AIM> Each line of the material must be repeated precisely, with the pictures left out.

MATERIAL PROVIDED>
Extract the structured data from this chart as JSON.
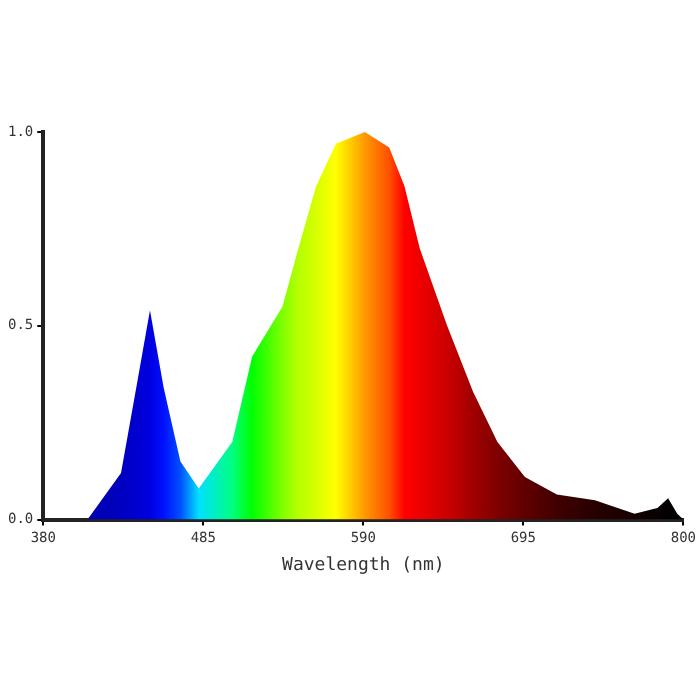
{
  "chart_data": {
    "type": "area",
    "xlabel": "Wavelength (nm)",
    "xlim": [
      380,
      800
    ],
    "ylim": [
      0,
      1
    ],
    "xticks": [
      380,
      485,
      590,
      695,
      800
    ],
    "yticks": [
      {
        "value": 0,
        "label": "0.0"
      },
      {
        "value": 0.5,
        "label": "0.5"
      },
      {
        "value": 1,
        "label": "1.0"
      }
    ],
    "grid": false,
    "legend": false,
    "series": [
      {
        "x": [
          380,
          409,
          431,
          441,
          450,
          459,
          470,
          482,
          504,
          517,
          537,
          546,
          559,
          572,
          591,
          607,
          617,
          627,
          645,
          662,
          678,
          696,
          717,
          742,
          768,
          783,
          790,
          796,
          800
        ],
        "values": [
          0,
          0,
          0.12,
          0.34,
          0.54,
          0.34,
          0.15,
          0.08,
          0.2,
          0.42,
          0.55,
          0.68,
          0.86,
          0.97,
          1,
          0.96,
          0.86,
          0.7,
          0.5,
          0.33,
          0.2,
          0.11,
          0.065,
          0.05,
          0.015,
          0.03,
          0.055,
          0.015,
          0
        ],
        "colors": [
          "#0000aa",
          "#0000b0",
          "#0000c0",
          "#0000d0",
          "#0000e0",
          "#0010ff",
          "#0050ff",
          "#00e0ff",
          "#00ff80",
          "#00ff00",
          "#80ff00",
          "#b0ff00",
          "#d8ff00",
          "#ffff00",
          "#ff9900",
          "#ff5000",
          "#ff0000",
          "#ee0000",
          "#cc0000",
          "#a00000",
          "#800000",
          "#600000",
          "#400000",
          "#280000",
          "#140000",
          "#080000",
          "#000000",
          "#000000",
          "#000000"
        ]
      }
    ]
  }
}
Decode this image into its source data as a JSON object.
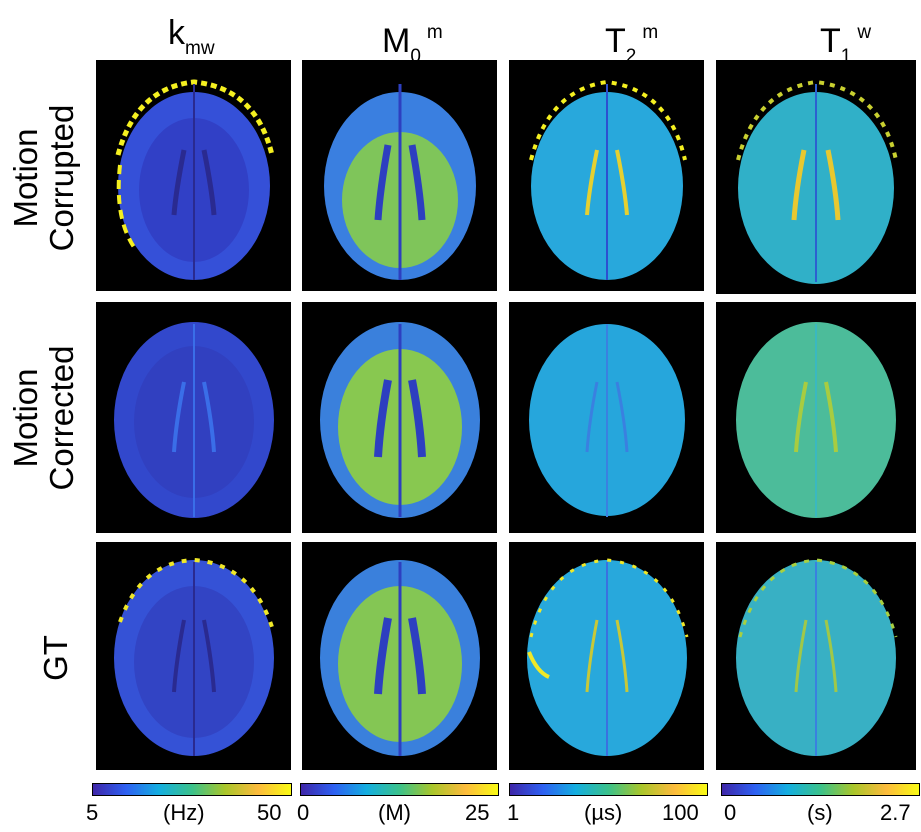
{
  "columns": [
    {
      "base": "k",
      "sub": "mw",
      "sup": ""
    },
    {
      "base": "M",
      "sub": "0",
      "sup": "m"
    },
    {
      "base": "T",
      "sub": "2",
      "sup": "m"
    },
    {
      "base": "T",
      "sub": "1",
      "sup": "w"
    }
  ],
  "rows": [
    {
      "line1": "Motion",
      "line2": "Corrupted"
    },
    {
      "line1": "Motion",
      "line2": "Corrected"
    },
    {
      "line1": "GT",
      "line2": ""
    }
  ],
  "colorbars": [
    {
      "min": "5",
      "unit": "(Hz)",
      "max": "50"
    },
    {
      "min": "0",
      "unit": "(M)",
      "max": "25"
    },
    {
      "min": "1",
      "unit": "(µs)",
      "max": "100"
    },
    {
      "min": "0",
      "unit": "(s)",
      "max": "2.7"
    }
  ],
  "colors": {
    "background": "#000000",
    "colormap": [
      "#3e26a8",
      "#2e60f2",
      "#14aee0",
      "#3bc28b",
      "#a9c62b",
      "#fcbb3d",
      "#f9fb15"
    ]
  }
}
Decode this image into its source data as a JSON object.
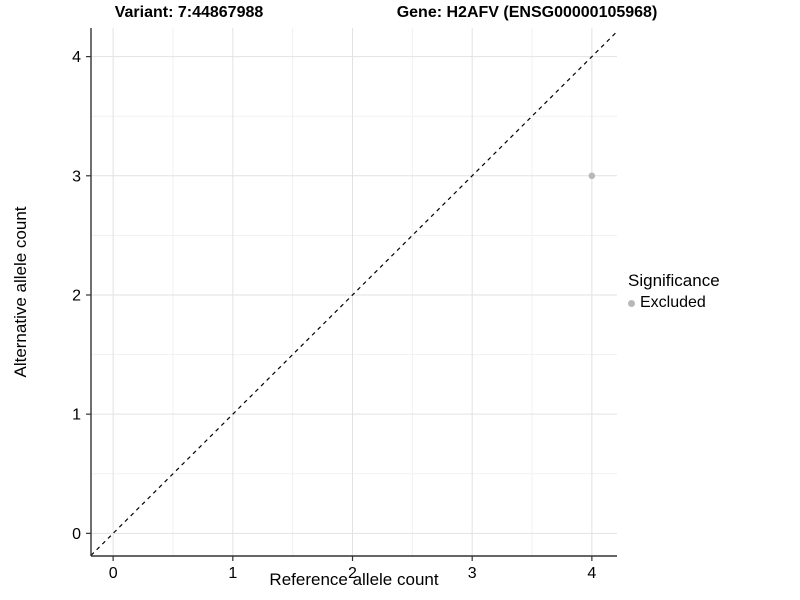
{
  "titles": {
    "left": "Variant: 7:44867988",
    "right": "Gene: H2AFV (ENSG00000105968)"
  },
  "chart_data": {
    "type": "scatter",
    "title_left": "Variant: 7:44867988",
    "title_right": "Gene: H2AFV (ENSG00000105968)",
    "xlabel": "Reference allele count",
    "ylabel": "Alternative allele count",
    "xticks": [
      0,
      1,
      2,
      3,
      4
    ],
    "yticks": [
      0,
      1,
      2,
      3,
      4
    ],
    "xlim": [
      -0.185,
      4.21
    ],
    "ylim": [
      -0.19,
      4.24
    ],
    "grid": "major+minor",
    "identity_line": {
      "shown": true,
      "style": "dashed",
      "slope": 1,
      "intercept": 0
    },
    "points": [
      {
        "x": 4,
        "y": 3,
        "significance": "Excluded"
      }
    ],
    "legend": {
      "title": "Significance",
      "position": "right",
      "entries": [
        {
          "label": "Excluded",
          "color": "#b8b8b8"
        }
      ]
    }
  },
  "colors": {
    "background": "#ffffff",
    "text": "#000000",
    "axis": "#333333",
    "grid_major": "#e2e2e2",
    "grid_minor": "#f1f1f1",
    "point": "#b8b8b8",
    "identity_line": "#000000"
  }
}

RESULT>
Extract the structured data from this chart as JSON.
{
  "chart_data": {
    "type": "area",
    "xlabel": "Wavelength (nm)",
    "xlim": [
      380,
      800
    ],
    "ylim": [
      0,
      1
    ],
    "xticks": [
      380,
      485,
      590,
      695,
      800
    ],
    "yticks": [
      {
        "value": 0,
        "label": "0.0"
      },
      {
        "value": 0.5,
        "label": "0.5"
      },
      {
        "value": 1,
        "label": "1.0"
      }
    ],
    "grid": false,
    "legend": false,
    "series": [
      {
        "x": [
          380,
          409,
          431,
          441,
          450,
          459,
          470,
          482,
          504,
          517,
          537,
          546,
          559,
          572,
          591,
          607,
          617,
          627,
          645,
          662,
          678,
          696,
          717,
          742,
          768,
          783,
          790,
          796,
          800
        ],
        "values": [
          0,
          0,
          0.12,
          0.34,
          0.54,
          0.34,
          0.15,
          0.08,
          0.2,
          0.42,
          0.55,
          0.68,
          0.86,
          0.97,
          1,
          0.96,
          0.86,
          0.7,
          0.5,
          0.33,
          0.2,
          0.11,
          0.065,
          0.05,
          0.015,
          0.03,
          0.055,
          0.015,
          0
        ],
        "colors": [
          "#0000aa",
          "#0000b0",
          "#0000c0",
          "#0000d0",
          "#0000e0",
          "#0010ff",
          "#0050ff",
          "#00e0ff",
          "#00ff80",
          "#00ff00",
          "#80ff00",
          "#b0ff00",
          "#d8ff00",
          "#ffff00",
          "#ff9900",
          "#ff5000",
          "#ff0000",
          "#ee0000",
          "#cc0000",
          "#a00000",
          "#800000",
          "#600000",
          "#400000",
          "#280000",
          "#140000",
          "#080000",
          "#000000",
          "#000000",
          "#000000"
        ]
      }
    ]
  }
}
Decode this image into its source data as a JSON object.
{
  "columns": [
    {
      "base": "k",
      "sub": "mw",
      "sup": ""
    },
    {
      "base": "M",
      "sub": "0",
      "sup": "m"
    },
    {
      "base": "T",
      "sub": "2",
      "sup": "m"
    },
    {
      "base": "T",
      "sub": "1",
      "sup": "w"
    }
  ],
  "rows": [
    {
      "line1": "Motion",
      "line2": "Corrupted"
    },
    {
      "line1": "Motion",
      "line2": "Corrected"
    },
    {
      "line1": "GT",
      "line2": ""
    }
  ],
  "colorbars": [
    {
      "min": "5",
      "unit": "(Hz)",
      "max": "50"
    },
    {
      "min": "0",
      "unit": "(M)",
      "max": "25"
    },
    {
      "min": "1",
      "unit": "(µs)",
      "max": "100"
    },
    {
      "min": "0",
      "unit": "(s)",
      "max": "2.7"
    }
  ],
  "colors": {
    "background": "#000000",
    "colormap": [
      "#3e26a8",
      "#2e60f2",
      "#14aee0",
      "#3bc28b",
      "#a9c62b",
      "#fcbb3d",
      "#f9fb15"
    ]
  }
}
Decode this image into its source data as a JSON object.
{
  "titles": {
    "left": "Variant: 7:44867988",
    "right": "Gene: H2AFV (ENSG00000105968)"
  },
  "chart_data": {
    "type": "scatter",
    "title_left": "Variant: 7:44867988",
    "title_right": "Gene: H2AFV (ENSG00000105968)",
    "xlabel": "Reference allele count",
    "ylabel": "Alternative allele count",
    "xticks": [
      0,
      1,
      2,
      3,
      4
    ],
    "yticks": [
      0,
      1,
      2,
      3,
      4
    ],
    "xlim": [
      -0.185,
      4.21
    ],
    "ylim": [
      -0.19,
      4.24
    ],
    "grid": "major+minor",
    "identity_line": {
      "shown": true,
      "style": "dashed",
      "slope": 1,
      "intercept": 0
    },
    "points": [
      {
        "x": 4,
        "y": 3,
        "significance": "Excluded"
      }
    ],
    "legend": {
      "title": "Significance",
      "position": "right",
      "entries": [
        {
          "label": "Excluded",
          "color": "#b8b8b8"
        }
      ]
    }
  },
  "colors": {
    "background": "#ffffff",
    "text": "#000000",
    "axis": "#333333",
    "grid_major": "#e2e2e2",
    "grid_minor": "#f1f1f1",
    "point": "#b8b8b8",
    "identity_line": "#000000"
  }
}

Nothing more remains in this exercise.